## What is needed
Write out the data below in full. Keep it exact.

* Begin Entries provided *

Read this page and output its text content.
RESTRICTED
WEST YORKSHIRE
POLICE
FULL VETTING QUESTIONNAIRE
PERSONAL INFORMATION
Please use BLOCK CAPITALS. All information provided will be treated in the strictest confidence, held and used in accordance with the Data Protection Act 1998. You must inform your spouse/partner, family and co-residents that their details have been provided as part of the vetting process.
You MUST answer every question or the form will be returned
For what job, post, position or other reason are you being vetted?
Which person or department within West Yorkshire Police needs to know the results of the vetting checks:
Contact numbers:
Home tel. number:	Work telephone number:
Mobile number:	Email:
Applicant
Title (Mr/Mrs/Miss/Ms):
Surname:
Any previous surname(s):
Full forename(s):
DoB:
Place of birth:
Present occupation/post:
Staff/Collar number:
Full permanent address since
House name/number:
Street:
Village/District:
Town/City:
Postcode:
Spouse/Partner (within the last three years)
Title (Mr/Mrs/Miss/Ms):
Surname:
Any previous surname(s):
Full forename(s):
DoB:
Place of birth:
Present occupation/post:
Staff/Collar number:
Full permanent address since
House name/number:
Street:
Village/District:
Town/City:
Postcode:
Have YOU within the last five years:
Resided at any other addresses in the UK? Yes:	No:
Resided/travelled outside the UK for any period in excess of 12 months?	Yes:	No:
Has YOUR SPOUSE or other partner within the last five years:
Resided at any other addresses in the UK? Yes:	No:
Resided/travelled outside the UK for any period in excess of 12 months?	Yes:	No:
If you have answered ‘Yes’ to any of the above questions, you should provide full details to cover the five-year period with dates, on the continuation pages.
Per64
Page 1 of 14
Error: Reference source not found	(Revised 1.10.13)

* End Entries provided *

## Response
Read this page and output its text content.
RESTRICTED
WEST YORKSHIRE
POLICE
FULL VETTING QUESTIONNAIRE
PERSONAL INFORMATION
Please use BLOCK CAPITALS. All information provided will be treated in the strictest confidence, held and used in accordance with the Data Protection Act 1998. You must inform your spouse/partner, family and co-residents that their details have been provided as part of the vetting process.
You MUST answer every question or the form will be returned
For what job, post, position or other reason are you being vetted?
Which person or department within West Yorkshire Police needs to know the results of the vetting checks:
Contact numbers:
Home tel. number:	Work telephone number:
Mobile number:	Email:
Applicant
Title (Mr/Mrs/Miss/Ms):
Surname:
Any previous surname(s):
Full forename(s):
DoB:
Place of birth:
Present occupation/post:
Staff/Collar number:
Full permanent address since
House name/number:
Street:
Village/District:
Town/City:
Postcode:
Spouse/Partner (within the last three years)
Title (Mr/Mrs/Miss/Ms):
Surname:
Any previous surname(s):
Full forename(s):
DoB:
Place of birth:
Present occupation/post:
Staff/Collar number:
Full permanent address since
House name/number:
Street:
Village/District:
Town/City:
Postcode:
Have YOU within the last five years:
Resided at any other addresses in the UK? Yes:	No:
Resided/travelled outside the UK for any period in excess of 12 months?	Yes:	No:
Has YOUR SPOUSE or other partner within the last five years:
Resided at any other addresses in the UK? Yes:	No:
Resided/travelled outside the UK for any period in excess of 12 months?	Yes:	No:
If you have answered ‘Yes’ to any of the above questions, you should provide full details to cover the five-year period with dates, on the continuation pages.
Per64
Page 1 of 14
Error: Reference source not found	(Revised 1.10.13)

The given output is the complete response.